Work instructions
Scan the records below. List lines holding "Normativa".

[Dataset entries]
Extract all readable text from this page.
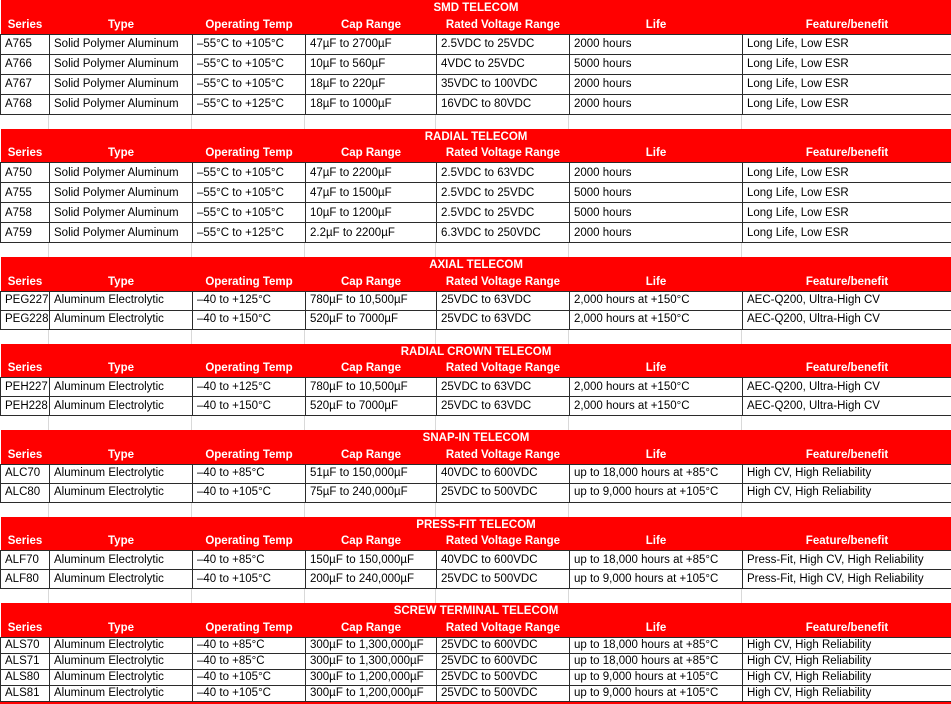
SMD TELECOM						
Series	Type	Operating Temp	Cap Range	Rated Voltage Range	Life	Feature/benefit
A765	Solid Polymer Aluminum	–55°C to +105°C	47µF to 2700µF	2.5VDC to 25VDC	2000 hours	Long Life, Low ESR
A766	Solid Polymer Aluminum	–55°C to +105°C	10µF to 560µF	4VDC to 25VDC	5000 hours	Long Life, Low ESR
A767	Solid Polymer Aluminum	–55°C to +105°C	18µF to 220µF	35VDC to 100VDC	2000 hours	Long Life, Low ESR
A768	Solid Polymer Aluminum	–55°C to +125°C	18µF to 1000µF	16VDC to 80VDC	2000 hours	Long Life, Low ESR
RADIAL TELECOM						
Series	Type	Operating Temp	Cap Range	Rated Voltage Range	Life	Feature/benefit
A750	Solid Polymer Aluminum	–55°C to +105°C	47µF to 2200µF	2.5VDC to 63VDC	2000 hours	Long Life, Low ESR
A755	Solid Polymer Aluminum	–55°C to +105°C	47µF to 1500µF	2.5VDC to 25VDC	5000 hours	Long Life, Low ESR
A758	Solid Polymer Aluminum	–55°C to +105°C	10µF to 1200µF	2.5VDC to 25VDC	5000 hours	Long Life, Low ESR
A759	Solid Polymer Aluminum	–55°C to +125°C	2.2µF to 2200µF	6.3VDC to 250VDC	2000 hours	Long Life, Low ESR
AXIAL TELECOM						
Series	Type	Operating Temp	Cap Range	Rated Voltage Range	Life	Feature/benefit
PEG227	Aluminum Electrolytic	–40 to +125°C	780µF to 10,500µF	25VDC to 63VDC	2,000 hours at +150°C	AEC-Q200, Ultra-High CV
PEG228	Aluminum Electrolytic	–40 to +150°C	520µF to 7000µF	25VDC to 63VDC	2,000 hours at +150°C	AEC-Q200, Ultra-High CV
RADIAL CROWN TELECOM						
Series	Type	Operating Temp	Cap Range	Rated Voltage Range	Life	Feature/benefit
PEH227	Aluminum Electrolytic	–40 to +125°C	780µF to 10,500µF	25VDC to 63VDC	2,000 hours at +150°C	AEC-Q200, Ultra-High CV
PEH228	Aluminum Electrolytic	–40 to +150°C	520µF to 7000µF	25VDC to 63VDC	2,000 hours at +150°C	AEC-Q200, Ultra-High CV
SNAP-IN TELECOM						
Series	Type	Operating Temp	Cap Range	Rated Voltage Range	Life	Feature/benefit
ALC70	Aluminum Electrolytic	–40 to +85°C	51µF to 150,000µF	40VDC to 600VDC	up to 18,000 hours at +85°C	High CV, High Reliability
ALC80	Aluminum Electrolytic	–40 to +105°C	75µF to 240,000µF	25VDC to 500VDC	up to 9,000 hours at +105°C	High CV, High Reliability
PRESS-FIT TELECOM						
Series	Type	Operating Temp	Cap Range	Rated Voltage Range	Life	Feature/benefit
ALF70	Aluminum Electrolytic	–40 to +85°C	150µF to 150,000µF	40VDC to 600VDC	up to 18,000 hours at +85°C	Press-Fit, High CV, High Reliability
ALF80	Aluminum Electrolytic	–40 to +105°C	200µF to 240,000µF	25VDC to 500VDC	up to 9,000 hours at +105°C	Press-Fit, High CV, High Reliability
SCREW TERMINAL TELECOM						
Series	Type	Operating Temp	Cap Range	Rated Voltage Range	Life	Feature/benefit
ALS70	Aluminum Electrolytic	–40 to +85°C	300µF to 1,300,000µF	25VDC to 600VDC	up to 18,000 hours at +85°C	High CV, High Reliability
ALS71	Aluminum Electrolytic	–40 to +85°C	300µF to 1,300,000µF	25VDC to 600VDC	up to 18,000 hours at +85°C	High CV, High Reliability
ALS80	Aluminum Electrolytic	–40 to +105°C	300µF to 1,200,000µF	25VDC to 500VDC	up to 9,000 hours at +105°C	High CV, High Reliability
ALS81	Aluminum Electrolytic	–40 to +105°C	300µF to 1,200,000µF	25VDC to 500VDC	up to 9,000 hours at +105°C	High CV, High Reliability
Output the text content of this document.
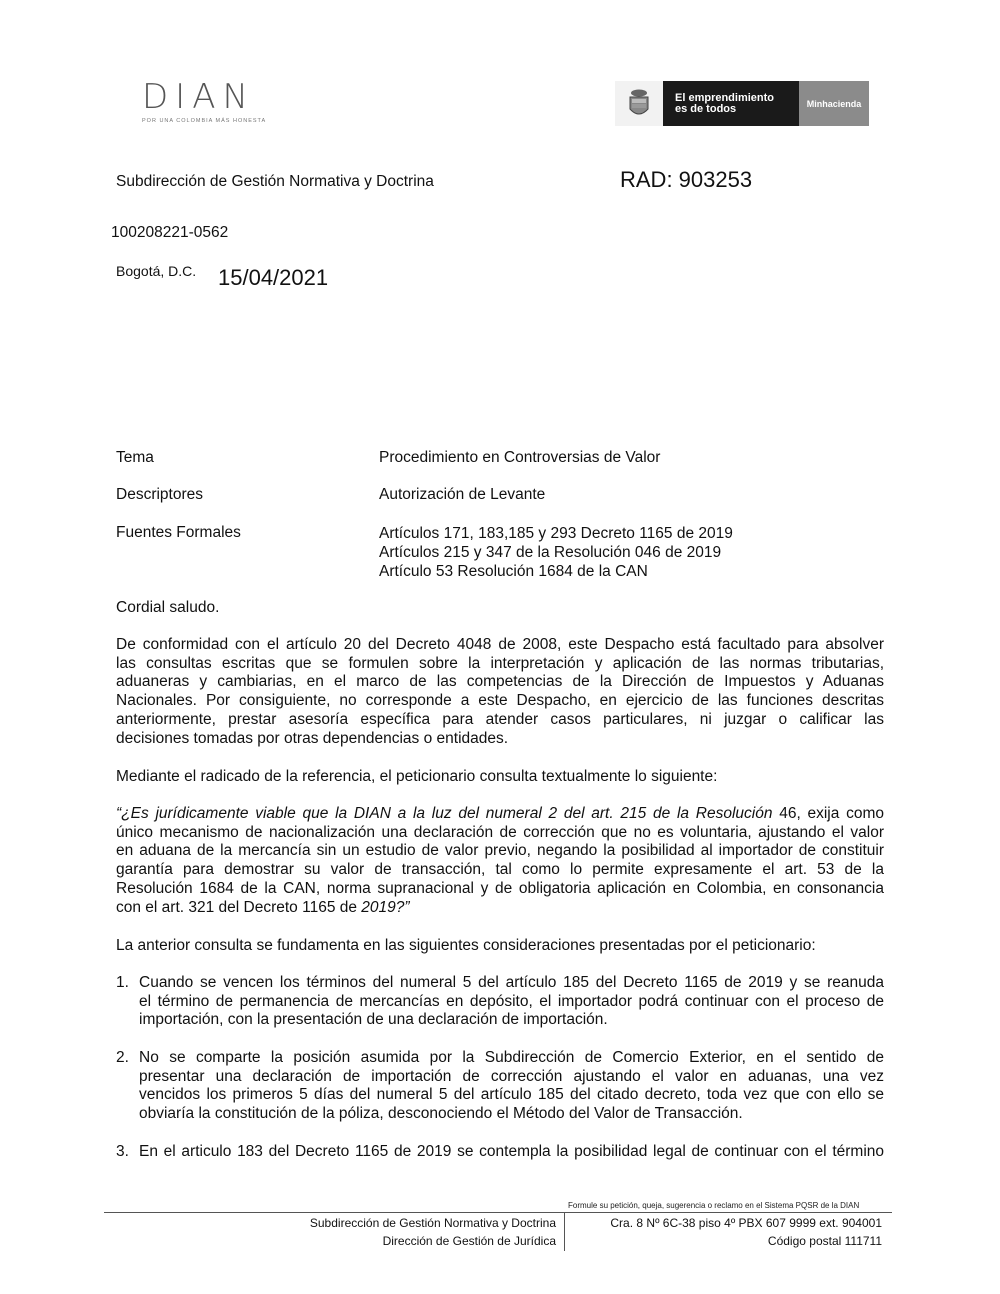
DIAN
POR UNA COLOMBIA MÁS HONESTA
El emprendimiento
es de todos	Minhacienda
Subdirección de Gestión Normativa y Doctrina	RAD: 903253
100208221-0562
Bogotá, D.C. 15/04/2021
Tema	Procedimiento en Controversias de Valor
Descriptores	Autorización de Levante
Fuentes Formales	Artículos 171, 183,185 y 293 Decreto 1165 de 2019
Artículos 215 y 347 de la Resolución 046 de 2019
Artículo 53 Resolución 1684 de la CAN
Cordial saludo.
De conformidad con el artículo 20 del Decreto 4048 de 2008, este Despacho está facultado para absolver
las consultas escritas que se formulen sobre la interpretación y aplicación de las normas tributarias,
aduaneras y cambiarias, en el marco de las competencias de la Dirección de Impuestos y Aduanas
Nacionales. Por consiguiente, no corresponde a este Despacho, en ejercicio de las funciones descritas
anteriormente, prestar asesoría específica para atender casos particulares, ni juzgar o calificar las
decisiones tomadas por otras dependencias o entidades.
Mediante el radicado de la referencia, el peticionario consulta textualmente lo siguiente:
“¿Es jurídicamente viable que la DIAN a la luz del numeral 2 del art. 215 de la Resolución 46, exija como
único mecanismo de nacionalización una declaración de corrección que no es voluntaria, ajustando el valor
en aduana de la mercancía sin un estudio de valor previo, negando la posibilidad al importador de constituir
garantía para demostrar su valor de transacción, tal como lo permite expresamente el art. 53 de la
Resolución 1684 de la CAN, norma supranacional y de obligatoria aplicación en Colombia, en consonancia
con el art. 321 del Decreto 1165 de 2019?”
La anterior consulta se fundamenta en las siguientes consideraciones presentadas por el peticionario:
1. Cuando se vencen los términos del numeral 5 del artículo 185 del Decreto 1165 de 2019 y se reanuda
el término de permanencia de mercancías en depósito, el importador podrá continuar con el proceso de
importación, con la presentación de una declaración de importación.
2. No se comparte la posición asumida por la Subdirección de Comercio Exterior, en el sentido de
presentar una declaración de importación de corrección ajustando el valor en aduanas, una vez
vencidos los primeros 5 días del numeral 5 del artículo 185 del citado decreto, toda vez que con ello se
obviaría la constitución de la póliza, desconociendo el Método del Valor de Transacción.
3. En el articulo 183 del Decreto 1165 de 2019 se contempla la posibilidad legal de continuar con el término
Formule su petición, queja, sugerencia o reclamo en el Sistema PQSR de la DIAN
Subdirección de Gestión Normativa y Doctrina
Dirección de Gestión de Jurídica
Cra. 8 Nº 6C-38 piso 4º PBX 607 9999 ext. 904001
Código postal 111711
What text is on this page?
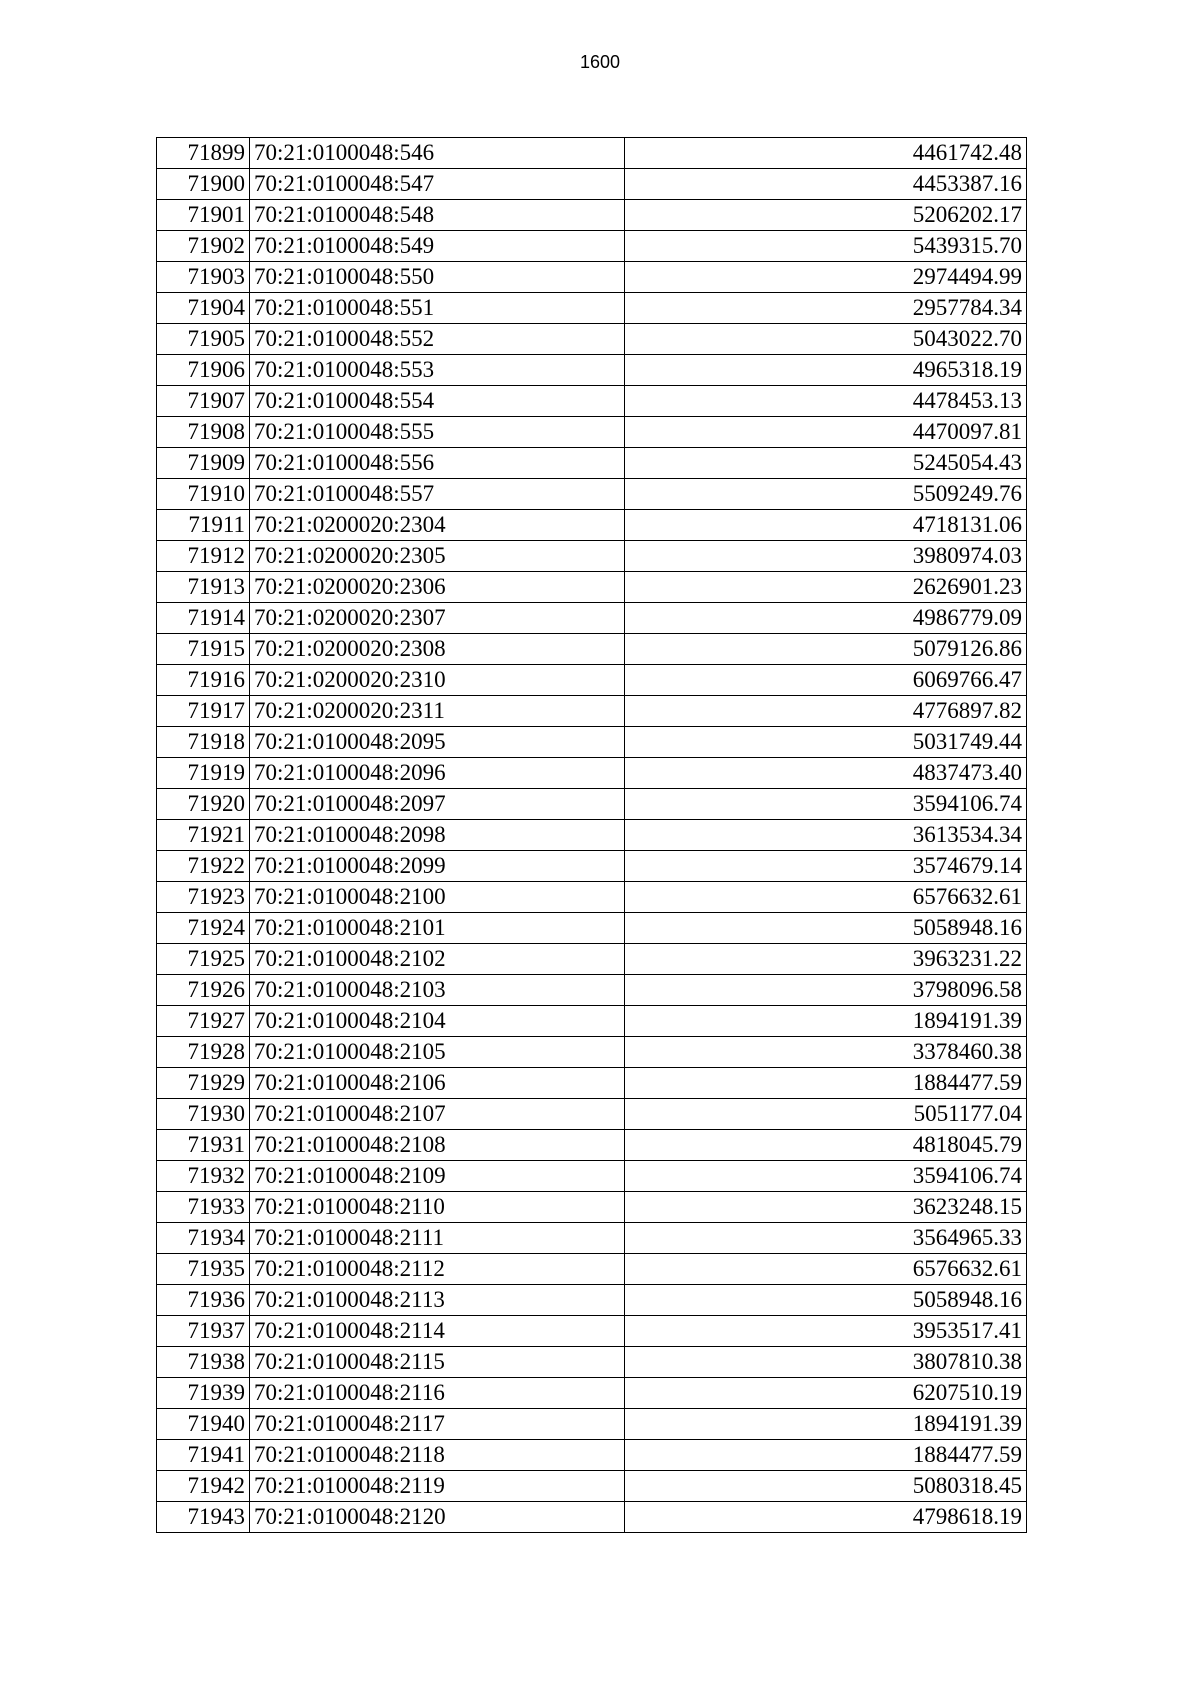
1600
71899	70:21:0100048:546	4461742.48
71900	70:21:0100048:547	4453387.16
71901	70:21:0100048:548	5206202.17
71902	70:21:0100048:549	5439315.70
71903	70:21:0100048:550	2974494.99
71904	70:21:0100048:551	2957784.34
71905	70:21:0100048:552	5043022.70
71906	70:21:0100048:553	4965318.19
71907	70:21:0100048:554	4478453.13
71908	70:21:0100048:555	4470097.81
71909	70:21:0100048:556	5245054.43
71910	70:21:0100048:557	5509249.76
71911	70:21:0200020:2304	4718131.06
71912	70:21:0200020:2305	3980974.03
71913	70:21:0200020:2306	2626901.23
71914	70:21:0200020:2307	4986779.09
71915	70:21:0200020:2308	5079126.86
71916	70:21:0200020:2310	6069766.47
71917	70:21:0200020:2311	4776897.82
71918	70:21:0100048:2095	5031749.44
71919	70:21:0100048:2096	4837473.40
71920	70:21:0100048:2097	3594106.74
71921	70:21:0100048:2098	3613534.34
71922	70:21:0100048:2099	3574679.14
71923	70:21:0100048:2100	6576632.61
71924	70:21:0100048:2101	5058948.16
71925	70:21:0100048:2102	3963231.22
71926	70:21:0100048:2103	3798096.58
71927	70:21:0100048:2104	1894191.39
71928	70:21:0100048:2105	3378460.38
71929	70:21:0100048:2106	1884477.59
71930	70:21:0100048:2107	5051177.04
71931	70:21:0100048:2108	4818045.79
71932	70:21:0100048:2109	3594106.74
71933	70:21:0100048:2110	3623248.15
71934	70:21:0100048:2111	3564965.33
71935	70:21:0100048:2112	6576632.61
71936	70:21:0100048:2113	5058948.16
71937	70:21:0100048:2114	3953517.41
71938	70:21:0100048:2115	3807810.38
71939	70:21:0100048:2116	6207510.19
71940	70:21:0100048:2117	1894191.39
71941	70:21:0100048:2118	1884477.59
71942	70:21:0100048:2119	5080318.45
71943	70:21:0100048:2120	4798618.19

The response
Subdirección de Gestión Normativa y Doctrina	RAD: 903253
Subdirección de Gestión Normativa y Doctrina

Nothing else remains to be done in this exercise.